Reproduce all of the records exactly.

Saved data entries
────────────────

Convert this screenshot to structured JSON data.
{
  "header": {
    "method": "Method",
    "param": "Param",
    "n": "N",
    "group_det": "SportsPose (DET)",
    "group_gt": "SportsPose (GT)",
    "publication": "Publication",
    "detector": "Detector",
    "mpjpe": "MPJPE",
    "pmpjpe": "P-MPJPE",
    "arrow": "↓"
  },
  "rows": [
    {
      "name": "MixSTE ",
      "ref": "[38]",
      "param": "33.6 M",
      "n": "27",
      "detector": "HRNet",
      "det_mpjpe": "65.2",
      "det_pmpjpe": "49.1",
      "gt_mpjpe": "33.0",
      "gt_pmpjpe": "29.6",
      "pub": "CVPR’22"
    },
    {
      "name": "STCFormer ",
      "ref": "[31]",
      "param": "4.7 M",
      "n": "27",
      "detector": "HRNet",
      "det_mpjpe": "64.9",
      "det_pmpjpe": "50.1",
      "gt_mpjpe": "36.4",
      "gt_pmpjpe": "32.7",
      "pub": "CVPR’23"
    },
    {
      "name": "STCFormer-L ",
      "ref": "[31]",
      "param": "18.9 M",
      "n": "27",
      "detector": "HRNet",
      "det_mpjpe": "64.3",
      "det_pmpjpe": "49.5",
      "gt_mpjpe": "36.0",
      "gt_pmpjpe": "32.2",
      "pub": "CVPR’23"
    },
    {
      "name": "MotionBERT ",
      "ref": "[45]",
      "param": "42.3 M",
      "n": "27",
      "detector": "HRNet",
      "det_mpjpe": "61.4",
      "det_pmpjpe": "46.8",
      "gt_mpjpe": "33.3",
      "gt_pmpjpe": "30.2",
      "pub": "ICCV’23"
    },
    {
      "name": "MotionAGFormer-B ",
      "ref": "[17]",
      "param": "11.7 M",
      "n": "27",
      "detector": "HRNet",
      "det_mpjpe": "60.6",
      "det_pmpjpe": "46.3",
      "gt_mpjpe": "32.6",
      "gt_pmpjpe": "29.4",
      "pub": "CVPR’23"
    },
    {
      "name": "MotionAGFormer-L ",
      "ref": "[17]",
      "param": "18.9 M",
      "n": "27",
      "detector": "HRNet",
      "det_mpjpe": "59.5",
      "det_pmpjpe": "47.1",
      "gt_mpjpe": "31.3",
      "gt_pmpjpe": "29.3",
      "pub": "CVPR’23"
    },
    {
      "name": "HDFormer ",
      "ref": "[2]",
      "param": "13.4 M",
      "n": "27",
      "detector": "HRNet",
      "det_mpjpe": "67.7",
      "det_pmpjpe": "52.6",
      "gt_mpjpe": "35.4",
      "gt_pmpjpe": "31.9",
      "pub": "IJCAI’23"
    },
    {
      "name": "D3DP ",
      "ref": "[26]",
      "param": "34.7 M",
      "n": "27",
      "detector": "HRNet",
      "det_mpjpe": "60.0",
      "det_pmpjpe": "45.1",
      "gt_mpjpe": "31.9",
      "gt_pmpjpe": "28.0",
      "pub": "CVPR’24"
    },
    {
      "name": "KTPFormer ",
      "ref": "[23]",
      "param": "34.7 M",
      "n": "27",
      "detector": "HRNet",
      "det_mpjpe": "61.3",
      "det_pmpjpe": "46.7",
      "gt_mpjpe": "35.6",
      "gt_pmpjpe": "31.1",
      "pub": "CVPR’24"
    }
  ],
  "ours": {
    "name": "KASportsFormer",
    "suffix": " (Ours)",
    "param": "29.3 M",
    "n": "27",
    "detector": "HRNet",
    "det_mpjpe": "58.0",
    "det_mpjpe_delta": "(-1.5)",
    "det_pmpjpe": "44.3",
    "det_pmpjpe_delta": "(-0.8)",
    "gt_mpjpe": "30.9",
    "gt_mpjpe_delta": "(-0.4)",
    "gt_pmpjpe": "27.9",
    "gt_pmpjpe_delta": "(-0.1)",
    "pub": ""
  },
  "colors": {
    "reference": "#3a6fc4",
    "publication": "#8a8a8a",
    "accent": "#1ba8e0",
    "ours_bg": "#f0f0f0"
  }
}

────────────────

*Response to the task:*
Convert this screenshot to structured JSON data.
{
  "header": {
    "method": "Method",
    "param": "Param",
    "n": "N",
    "group_det": "SportsPose (DET)",
    "group_gt": "SportsPose (GT)",
    "publication": "Publication",
    "detector": "Detector",
    "mpjpe": "MPJPE",
    "pmpjpe": "P-MPJPE",
    "arrow": "↓"
  },
  "rows": [
    {
      "name": "MixSTE ",
      "ref": "[38]",
      "param": "33.6 M",
      "n": "27",
      "detector": "HRNet",
      "det_mpjpe": "65.2",
      "det_pmpjpe": "49.1",
      "gt_mpjpe": "33.0",
      "gt_pmpjpe": "29.6",
      "pub": "CVPR’22"
    },
    {
      "name": "STCFormer ",
      "ref": "[31]",
      "param": "4.7 M",
      "n": "27",
      "detector": "HRNet",
      "det_mpjpe": "64.9",
      "det_pmpjpe": "50.1",
      "gt_mpjpe": "36.4",
      "gt_pmpjpe": "32.7",
      "pub": "CVPR’23"
    },
    {
      "name": "STCFormer-L ",
      "ref": "[31]",
      "param": "18.9 M",
      "n": "27",
      "detector": "HRNet",
      "det_mpjpe": "64.3",
      "det_pmpjpe": "49.5",
      "gt_mpjpe": "36.0",
      "gt_pmpjpe": "32.2",
      "pub": "CVPR’23"
    },
    {
      "name": "MotionBERT ",
      "ref": "[45]",
      "param": "42.3 M",
      "n": "27",
      "detector": "HRNet",
      "det_mpjpe": "61.4",
      "det_pmpjpe": "46.8",
      "gt_mpjpe": "33.3",
      "gt_pmpjpe": "30.2",
      "pub": "ICCV’23"
    },
    {
      "name": "MotionAGFormer-B ",
      "ref": "[17]",
      "param": "11.7 M",
      "n": "27",
      "detector": "HRNet",
      "det_mpjpe": "60.6",
      "det_pmpjpe": "46.3",
      "gt_mpjpe": "32.6",
      "gt_pmpjpe": "29.4",
      "pub": "CVPR’23"
    },
    {
      "name": "MotionAGFormer-L ",
      "ref": "[17]",
      "param": "18.9 M",
      "n": "27",
      "detector": "HRNet",
      "det_mpjpe": "59.5",
      "det_pmpjpe": "47.1",
      "gt_mpjpe": "31.3",
      "gt_pmpjpe": "29.3",
      "pub": "CVPR’23"
    },
    {
      "name": "HDFormer ",
      "ref": "[2]",
      "param": "13.4 M",
      "n": "27",
      "detector": "HRNet",
      "det_mpjpe": "67.7",
      "det_pmpjpe": "52.6",
      "gt_mpjpe": "35.4",
      "gt_pmpjpe": "31.9",
      "pub": "IJCAI’23"
    },
    {
      "name": "D3DP ",
      "ref": "[26]",
      "param": "34.7 M",
      "n": "27",
      "detector": "HRNet",
      "det_mpjpe": "60.0",
      "det_pmpjpe": "45.1",
      "gt_mpjpe": "31.9",
      "gt_pmpjpe": "28.0",
      "pub": "CVPR’24"
    },
    {
      "name": "KTPFormer ",
      "ref": "[23]",
      "param": "34.7 M",
      "n": "27",
      "detector": "HRNet",
      "det_mpjpe": "61.3",
      "det_pmpjpe": "46.7",
      "gt_mpjpe": "35.6",
      "gt_pmpjpe": "31.1",
      "pub": "CVPR’24"
    }
  ],
  "ours": {
    "name": "KASportsFormer",
    "suffix": " (Ours)",
    "param": "29.3 M",
    "n": "27",
    "detector": "HRNet",
    "det_mpjpe": "58.0",
    "det_mpjpe_delta": "(-1.5)",
    "det_pmpjpe": "44.3",
    "det_pmpjpe_delta": "(-0.8)",
    "gt_mpjpe": "30.9",
    "gt_mpjpe_delta": "(-0.4)",
    "gt_pmpjpe": "27.9",
    "gt_pmpjpe_delta": "(-0.1)",
    "pub": ""
  },
  "colors": {
    "reference": "#3a6fc4",
    "publication": "#8a8a8a",
    "accent": "#1ba8e0",
    "ours_bg": "#f0f0f0"
  }
}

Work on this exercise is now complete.